• PROBLEM DETAILS: Duplicate everything in the listing from the line containing "Patent image size: (1020, 1378)." down to the line containing "The sensing film 168 is at (437, 632).", both of those lines included.
(begin)
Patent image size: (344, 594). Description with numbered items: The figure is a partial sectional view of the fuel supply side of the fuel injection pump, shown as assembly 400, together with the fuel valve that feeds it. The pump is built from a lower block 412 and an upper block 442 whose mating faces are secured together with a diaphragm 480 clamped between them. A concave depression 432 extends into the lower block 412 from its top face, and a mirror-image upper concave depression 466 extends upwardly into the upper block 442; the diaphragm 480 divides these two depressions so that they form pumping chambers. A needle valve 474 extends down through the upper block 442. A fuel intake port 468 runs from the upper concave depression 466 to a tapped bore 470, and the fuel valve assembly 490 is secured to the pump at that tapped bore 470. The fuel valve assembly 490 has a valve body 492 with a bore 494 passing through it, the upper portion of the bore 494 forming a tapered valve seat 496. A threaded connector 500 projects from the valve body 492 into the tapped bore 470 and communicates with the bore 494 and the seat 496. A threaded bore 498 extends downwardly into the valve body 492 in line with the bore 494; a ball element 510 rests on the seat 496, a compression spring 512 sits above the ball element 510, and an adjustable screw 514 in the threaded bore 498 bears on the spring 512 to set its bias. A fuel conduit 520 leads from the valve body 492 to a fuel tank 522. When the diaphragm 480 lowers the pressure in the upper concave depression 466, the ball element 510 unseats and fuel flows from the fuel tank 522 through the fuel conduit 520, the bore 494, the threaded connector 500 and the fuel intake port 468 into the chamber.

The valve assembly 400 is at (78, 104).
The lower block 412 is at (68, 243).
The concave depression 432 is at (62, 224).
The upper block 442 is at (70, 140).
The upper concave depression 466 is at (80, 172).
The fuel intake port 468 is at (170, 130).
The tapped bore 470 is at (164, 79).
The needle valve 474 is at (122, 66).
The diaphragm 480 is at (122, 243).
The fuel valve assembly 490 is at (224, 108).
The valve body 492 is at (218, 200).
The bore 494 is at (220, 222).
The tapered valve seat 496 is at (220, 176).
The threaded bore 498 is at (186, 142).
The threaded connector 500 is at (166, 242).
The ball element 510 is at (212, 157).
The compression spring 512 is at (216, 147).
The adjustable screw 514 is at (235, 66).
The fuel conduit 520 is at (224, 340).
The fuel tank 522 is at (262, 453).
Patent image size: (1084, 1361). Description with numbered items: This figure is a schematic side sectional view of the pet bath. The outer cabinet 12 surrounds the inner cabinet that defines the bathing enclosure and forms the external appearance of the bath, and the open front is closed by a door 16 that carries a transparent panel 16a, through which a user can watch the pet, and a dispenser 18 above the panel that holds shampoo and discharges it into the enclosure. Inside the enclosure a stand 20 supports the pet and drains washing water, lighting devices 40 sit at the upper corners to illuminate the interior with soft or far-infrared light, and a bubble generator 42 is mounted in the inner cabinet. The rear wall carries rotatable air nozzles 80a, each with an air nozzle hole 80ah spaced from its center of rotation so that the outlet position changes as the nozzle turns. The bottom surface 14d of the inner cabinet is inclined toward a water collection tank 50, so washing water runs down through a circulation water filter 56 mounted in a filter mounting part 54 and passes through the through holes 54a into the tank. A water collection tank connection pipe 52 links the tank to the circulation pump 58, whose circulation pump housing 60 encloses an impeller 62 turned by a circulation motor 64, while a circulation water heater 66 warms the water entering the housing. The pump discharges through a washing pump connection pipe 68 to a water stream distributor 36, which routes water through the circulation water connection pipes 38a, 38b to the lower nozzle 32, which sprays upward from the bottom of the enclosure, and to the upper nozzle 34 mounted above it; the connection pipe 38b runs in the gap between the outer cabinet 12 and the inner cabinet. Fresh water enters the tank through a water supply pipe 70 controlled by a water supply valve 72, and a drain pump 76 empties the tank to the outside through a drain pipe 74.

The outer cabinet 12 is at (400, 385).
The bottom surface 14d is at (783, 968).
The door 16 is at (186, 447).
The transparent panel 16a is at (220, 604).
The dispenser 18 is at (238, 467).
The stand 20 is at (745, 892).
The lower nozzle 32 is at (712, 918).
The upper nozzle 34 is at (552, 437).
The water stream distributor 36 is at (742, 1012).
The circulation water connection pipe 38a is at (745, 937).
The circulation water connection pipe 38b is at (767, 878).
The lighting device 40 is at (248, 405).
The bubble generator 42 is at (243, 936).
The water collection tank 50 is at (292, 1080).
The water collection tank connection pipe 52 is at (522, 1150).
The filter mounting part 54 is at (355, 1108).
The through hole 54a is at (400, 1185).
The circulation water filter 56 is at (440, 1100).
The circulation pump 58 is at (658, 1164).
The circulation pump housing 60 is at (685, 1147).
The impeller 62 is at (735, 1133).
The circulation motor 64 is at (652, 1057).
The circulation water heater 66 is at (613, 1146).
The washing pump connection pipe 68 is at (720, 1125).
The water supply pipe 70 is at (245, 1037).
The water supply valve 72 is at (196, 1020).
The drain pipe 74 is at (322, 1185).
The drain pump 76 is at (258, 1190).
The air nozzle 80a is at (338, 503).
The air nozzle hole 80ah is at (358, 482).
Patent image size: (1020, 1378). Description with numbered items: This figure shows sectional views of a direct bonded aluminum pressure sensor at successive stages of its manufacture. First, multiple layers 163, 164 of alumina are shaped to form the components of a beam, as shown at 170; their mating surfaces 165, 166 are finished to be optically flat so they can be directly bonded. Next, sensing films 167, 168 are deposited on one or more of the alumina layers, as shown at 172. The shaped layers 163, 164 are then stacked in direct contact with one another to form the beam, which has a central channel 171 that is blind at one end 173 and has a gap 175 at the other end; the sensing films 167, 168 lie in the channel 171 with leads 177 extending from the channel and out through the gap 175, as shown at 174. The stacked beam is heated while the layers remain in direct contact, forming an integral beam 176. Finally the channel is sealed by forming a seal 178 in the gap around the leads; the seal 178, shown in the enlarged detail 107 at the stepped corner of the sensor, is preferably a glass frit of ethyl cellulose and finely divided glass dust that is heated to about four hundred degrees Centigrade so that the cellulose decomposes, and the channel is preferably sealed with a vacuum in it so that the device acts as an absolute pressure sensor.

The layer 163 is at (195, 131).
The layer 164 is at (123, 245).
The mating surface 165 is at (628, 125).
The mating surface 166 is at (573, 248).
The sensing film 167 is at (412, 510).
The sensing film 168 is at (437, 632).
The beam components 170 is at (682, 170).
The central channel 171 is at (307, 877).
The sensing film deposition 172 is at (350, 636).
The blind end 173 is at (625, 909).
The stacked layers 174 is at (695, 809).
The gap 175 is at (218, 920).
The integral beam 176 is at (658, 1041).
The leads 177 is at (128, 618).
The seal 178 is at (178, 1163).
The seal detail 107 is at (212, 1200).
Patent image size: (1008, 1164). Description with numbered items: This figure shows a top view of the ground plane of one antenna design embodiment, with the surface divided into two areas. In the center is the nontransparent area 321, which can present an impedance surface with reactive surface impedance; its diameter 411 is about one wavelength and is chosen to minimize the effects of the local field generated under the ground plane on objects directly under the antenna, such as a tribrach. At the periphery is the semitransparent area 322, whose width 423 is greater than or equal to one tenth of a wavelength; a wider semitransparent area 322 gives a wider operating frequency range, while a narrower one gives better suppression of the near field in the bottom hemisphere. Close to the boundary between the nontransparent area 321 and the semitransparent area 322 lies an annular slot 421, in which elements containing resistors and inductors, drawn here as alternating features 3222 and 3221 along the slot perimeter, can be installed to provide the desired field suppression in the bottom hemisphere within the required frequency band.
(end)
• RESULT OF THIS TASK:
Patent image size: (1020, 1378). Description with numbered items: This figure shows sectional views of a direct bonded aluminum pressure sensor at successive stages of its manufacture. First, multiple layers 163, 164 of alumina are shaped to form the components of a beam, as shown at 170; their mating surfaces 165, 166 are finished to be optically flat so they can be directly bonded. Next, sensing films 167, 168 are deposited on one or more of the alumina layers, as shown at 172. The shaped layers 163, 164 are then stacked in direct contact with one another to form the beam, which has a central channel 171 that is blind at one end 173 and has a gap 175 at the other end; the sensing films 167, 168 lie in the channel 171 with leads 177 extending from the channel and out through the gap 175, as shown at 174. The stacked beam is heated while the layers remain in direct contact, forming an integral beam 176. Finally the channel is sealed by forming a seal 178 in the gap around the leads; the seal 178, shown in the enlarged detail 107 at the stepped corner of the sensor, is preferably a glass frit of ethyl cellulose and finely divided glass dust that is heated to about four hundred degrees Centigrade so that the cellulose decomposes, and the channel is preferably sealed with a vacuum in it so that the device acts as an absolute pressure sensor.

The layer 163 is at (195, 131).
The layer 164 is at (123, 245).
The mating surface 165 is at (628, 125).
The mating surface 166 is at (573, 248).
The sensing film 167 is at (412, 510).
The sensing film 168 is at (437, 632).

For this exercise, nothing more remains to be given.